Problem description:
Would you write out the listing verbatim and skip every picture in it?

Data for the task:
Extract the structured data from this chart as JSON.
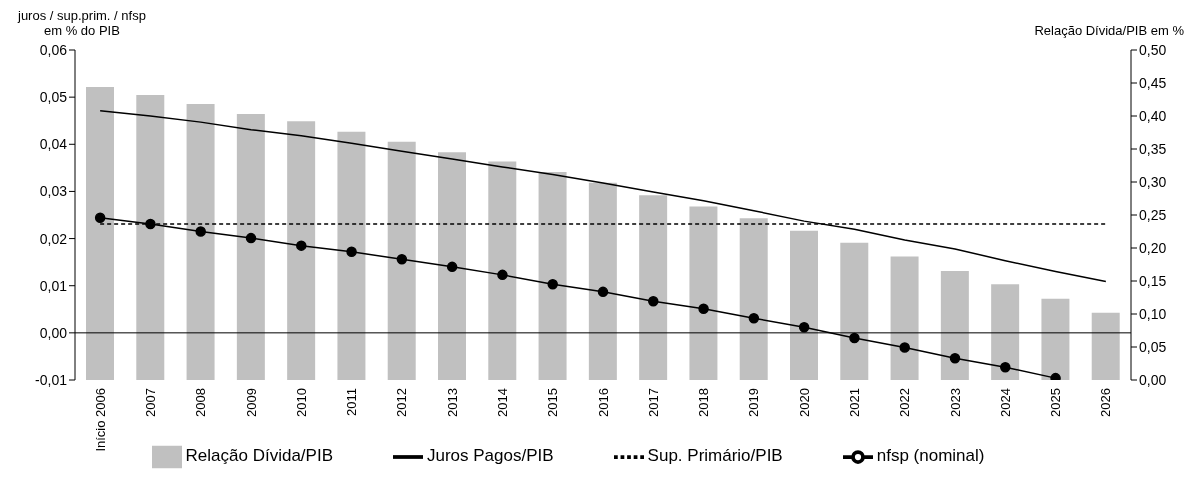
{
  "chart_data": {
    "type": "line",
    "ylabel": "juros / sup.prim. / nfsp\nem % do PIB",
    "y2label": "Relação Dívida/PIB em %",
    "categories": [
      "Início 2006",
      "2007",
      "2008",
      "2009",
      "2010",
      "2011",
      "2012",
      "2013",
      "2014",
      "2015",
      "2016",
      "2017",
      "2018",
      "2019",
      "2020",
      "2021",
      "2022",
      "2023",
      "2024",
      "2025",
      "2026"
    ],
    "series": [
      {
        "name": "Relação Dívida/PIB",
        "type": "bar",
        "axis": "y2",
        "color": "#c0c0c0",
        "values": [
          0.444,
          0.432,
          0.418,
          0.403,
          0.392,
          0.376,
          0.361,
          0.345,
          0.331,
          0.315,
          0.299,
          0.28,
          0.263,
          0.245,
          0.226,
          0.208,
          0.187,
          0.165,
          0.145,
          0.123,
          0.102
        ]
      },
      {
        "name": "Juros Pagos/PIB",
        "color": "#000000",
        "marker": "none",
        "line_style": "solid",
        "values": [
          0.0471,
          0.046,
          0.0447,
          0.0431,
          0.0418,
          0.0402,
          0.0385,
          0.0369,
          0.0352,
          0.0336,
          0.0318,
          0.0299,
          0.028,
          0.0259,
          0.0237,
          0.022,
          0.0197,
          0.0178,
          0.0153,
          0.013,
          0.0109
        ]
      },
      {
        "name": "Sup. Primário/PIB",
        "color": "#000000",
        "marker": "none",
        "line_style": "dashed",
        "values": [
          0.0231,
          0.0231,
          0.0231,
          0.0231,
          0.0231,
          0.0231,
          0.0231,
          0.0231,
          0.0231,
          0.0231,
          0.0231,
          0.0231,
          0.0231,
          0.0231,
          0.0231,
          0.0231,
          0.0231,
          0.0231,
          0.0231,
          0.0231,
          0.0231
        ]
      },
      {
        "name": "nfsp (nominal)",
        "color": "#000000",
        "marker": "circle",
        "line_style": "solid",
        "values": [
          0.0244,
          0.0231,
          0.0215,
          0.0201,
          0.0185,
          0.0172,
          0.0156,
          0.014,
          0.0123,
          0.0103,
          0.0087,
          0.0067,
          0.0051,
          0.0031,
          0.0012,
          -0.0011,
          -0.0031,
          -0.0054,
          -0.0073,
          -0.0096,
          null
        ]
      }
    ],
    "ylim": [
      -0.01,
      0.06
    ],
    "yticks": [
      {
        "value": -0.01,
        "label": "-0,01"
      },
      {
        "value": 0,
        "label": "0,00"
      },
      {
        "value": 0.01,
        "label": "0,01"
      },
      {
        "value": 0.02,
        "label": "0,02"
      },
      {
        "value": 0.03,
        "label": "0,03"
      },
      {
        "value": 0.04,
        "label": "0,04"
      },
      {
        "value": 0.05,
        "label": "0,05"
      },
      {
        "value": 0.06,
        "label": "0,06"
      }
    ],
    "y2lim": [
      0,
      0.5
    ],
    "y2ticks": [
      {
        "value": 0,
        "label": "0,00"
      },
      {
        "value": 0.05,
        "label": "0,05"
      },
      {
        "value": 0.1,
        "label": "0,10"
      },
      {
        "value": 0.15,
        "label": "0,15"
      },
      {
        "value": 0.2,
        "label": "0,20"
      },
      {
        "value": 0.25,
        "label": "0,25"
      },
      {
        "value": 0.3,
        "label": "0,30"
      },
      {
        "value": 0.35,
        "label": "0,35"
      },
      {
        "value": 0.4,
        "label": "0,40"
      },
      {
        "value": 0.45,
        "label": "0,45"
      },
      {
        "value": 0.5,
        "label": "0,50"
      }
    ],
    "ref_lines": [
      {
        "axis": "y",
        "value": 0,
        "color": "#000000"
      }
    ],
    "grid": false,
    "legend": "bottom"
  }
}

Result of this task:
Extract the structured data from this chart as JSON.
{
  "chart_data": {
    "type": "line",
    "ylabel": "juros / sup.prim. / nfsp\nem % do PIB",
    "y2label": "Relação Dívida/PIB em %",
    "categories": [
      "Início 2006",
      "2007",
      "2008",
      "2009",
      "2010",
      "2011",
      "2012",
      "2013",
      "2014",
      "2015",
      "2016",
      "2017",
      "2018",
      "2019",
      "2020",
      "2021",
      "2022",
      "2023",
      "2024",
      "2025",
      "2026"
    ],
    "series": [
      {
        "name": "Relação Dívida/PIB",
        "type": "bar",
        "axis": "y2",
        "color": "#c0c0c0",
        "values": [
          0.444,
          0.432,
          0.418,
          0.403,
          0.392,
          0.376,
          0.361,
          0.345,
          0.331,
          0.315,
          0.299,
          0.28,
          0.263,
          0.245,
          0.226,
          0.208,
          0.187,
          0.165,
          0.145,
          0.123,
          0.102
        ]
      },
      {
        "name": "Juros Pagos/PIB",
        "color": "#000000",
        "marker": "none",
        "line_style": "solid",
        "values": [
          0.0471,
          0.046,
          0.0447,
          0.0431,
          0.0418,
          0.0402,
          0.0385,
          0.0369,
          0.0352,
          0.0336,
          0.0318,
          0.0299,
          0.028,
          0.0259,
          0.0237,
          0.022,
          0.0197,
          0.0178,
          0.0153,
          0.013,
          0.0109
        ]
      },
      {
        "name": "Sup. Primário/PIB",
        "color": "#000000",
        "marker": "none",
        "line_style": "dashed",
        "values": [
          0.0231,
          0.0231,
          0.0231,
          0.0231,
          0.0231,
          0.0231,
          0.0231,
          0.0231,
          0.0231,
          0.0231,
          0.0231,
          0.0231,
          0.0231,
          0.0231,
          0.0231,
          0.0231,
          0.0231,
          0.0231,
          0.0231,
          0.0231,
          0.0231
        ]
      },
      {
        "name": "nfsp (nominal)",
        "color": "#000000",
        "marker": "circle",
        "line_style": "solid",
        "values": [
          0.0244,
          0.0231,
          0.0215,
          0.0201,
          0.0185,
          0.0172,
          0.0156,
          0.014,
          0.0123,
          0.0103,
          0.0087,
          0.0067,
          0.0051,
          0.0031,
          0.0012,
          -0.0011,
          -0.0031,
          -0.0054,
          -0.0073,
          -0.0096,
          null
        ]
      }
    ],
    "ylim": [
      -0.01,
      0.06
    ],
    "yticks": [
      {
        "value": -0.01,
        "label": "-0,01"
      },
      {
        "value": 0,
        "label": "0,00"
      },
      {
        "value": 0.01,
        "label": "0,01"
      },
      {
        "value": 0.02,
        "label": "0,02"
      },
      {
        "value": 0.03,
        "label": "0,03"
      },
      {
        "value": 0.04,
        "label": "0,04"
      },
      {
        "value": 0.05,
        "label": "0,05"
      },
      {
        "value": 0.06,
        "label": "0,06"
      }
    ],
    "y2lim": [
      0,
      0.5
    ],
    "y2ticks": [
      {
        "value": 0,
        "label": "0,00"
      },
      {
        "value": 0.05,
        "label": "0,05"
      },
      {
        "value": 0.1,
        "label": "0,10"
      },
      {
        "value": 0.15,
        "label": "0,15"
      },
      {
        "value": 0.2,
        "label": "0,20"
      },
      {
        "value": 0.25,
        "label": "0,25"
      },
      {
        "value": 0.3,
        "label": "0,30"
      },
      {
        "value": 0.35,
        "label": "0,35"
      },
      {
        "value": 0.4,
        "label": "0,40"
      },
      {
        "value": 0.45,
        "label": "0,45"
      },
      {
        "value": 0.5,
        "label": "0,50"
      }
    ],
    "ref_lines": [
      {
        "axis": "y",
        "value": 0,
        "color": "#000000"
      }
    ],
    "grid": false,
    "legend": "bottom"
  }
}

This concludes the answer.